Aim: Copy all of the material below exactly.

Material provided:

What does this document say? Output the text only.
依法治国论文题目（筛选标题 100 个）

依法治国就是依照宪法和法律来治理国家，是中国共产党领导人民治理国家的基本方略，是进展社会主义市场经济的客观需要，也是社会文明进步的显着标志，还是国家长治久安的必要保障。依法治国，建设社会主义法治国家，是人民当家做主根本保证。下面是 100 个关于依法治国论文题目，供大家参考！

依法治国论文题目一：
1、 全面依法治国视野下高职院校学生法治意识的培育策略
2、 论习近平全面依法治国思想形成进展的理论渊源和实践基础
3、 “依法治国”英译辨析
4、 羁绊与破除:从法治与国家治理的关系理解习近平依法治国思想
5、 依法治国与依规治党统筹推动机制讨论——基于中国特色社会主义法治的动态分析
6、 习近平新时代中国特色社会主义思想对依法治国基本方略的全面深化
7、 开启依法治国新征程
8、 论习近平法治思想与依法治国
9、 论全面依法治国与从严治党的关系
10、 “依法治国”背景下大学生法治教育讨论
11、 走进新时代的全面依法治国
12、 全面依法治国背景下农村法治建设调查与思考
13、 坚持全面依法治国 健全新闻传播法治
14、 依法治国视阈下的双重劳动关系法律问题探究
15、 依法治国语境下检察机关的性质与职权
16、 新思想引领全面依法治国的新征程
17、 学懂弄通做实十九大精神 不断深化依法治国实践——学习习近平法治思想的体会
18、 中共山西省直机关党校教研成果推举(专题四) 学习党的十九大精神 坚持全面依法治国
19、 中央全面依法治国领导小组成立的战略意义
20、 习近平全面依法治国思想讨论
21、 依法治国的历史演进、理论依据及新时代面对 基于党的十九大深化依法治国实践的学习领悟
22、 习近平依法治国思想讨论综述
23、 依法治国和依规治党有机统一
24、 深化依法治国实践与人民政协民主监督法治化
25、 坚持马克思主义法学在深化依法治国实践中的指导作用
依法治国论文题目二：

Reply:
What does this document say? Output the text only.
依法治国论文题目（筛选标题 100 个）

依法治国就是依照宪法和法律来治理国家，是中国共产党领导人民治理国家的基本方略，是进展社会主义市场经济的客观需要，也是社会文明进步的显着标志，还是国家长治久安的必要保障。依法治国，建设社会主义法治国家，是人民当家做主根本保证。下面是 100 个关于依法治国论文题目，供大家参考！

依法治国论文题目一：
1、 全面依法治国视野下高职院校学生法治意识的培育策略
2、 论习近平全面依法治国思想形成进展的理论渊源和实践基础
3、 “依法治国”英译辨析
4、 羁绊与破除:从法治与国家治理的关系理解习近平依法治国思想
5、 依法治国与依规治党统筹推动机制讨论——基于中国特色社会主义法治的动态分析
6、 习近平新时代中国特色社会主义思想对依法治国基本方略的全面深化
7、 开启依法治国新征程
8、 论习近平法治思想与依法治国
9、 论全面依法治国与从严治党的关系
10、 “依法治国”背景下大学生法治教育讨论
11、 走进新时代的全面依法治国
12、 全面依法治国背景下农村法治建设调查与思考
13、 坚持全面依法治国 健全新闻传播法治
14、 依法治国视阈下的双重劳动关系法律问题探究
15、 依法治国语境下检察机关的性质与职权
16、 新思想引领全面依法治国的新征程
17、 学懂弄通做实十九大精神 不断深化依法治国实践——学习习近平法治思想的体会
18、 中共山西省直机关党校教研成果推举(专题四) 学习党的十九大精神 坚持全面依法治国
19、 中央全面依法治国领导小组成立的战略意义
20、 习近平全面依法治国思想讨论
21、 依法治国的历史演进、理论依据及新时代面对 基于党的十九大深化依法治国实践的学习领悟
22、 习近平依法治国思想讨论综述
23、 依法治国和依规治党有机统一
24、 深化依法治国实践与人民政协民主监督法治化
25、 坚持马克思主义法学在深化依法治国实践中的指导作用
依法治国论文题目二：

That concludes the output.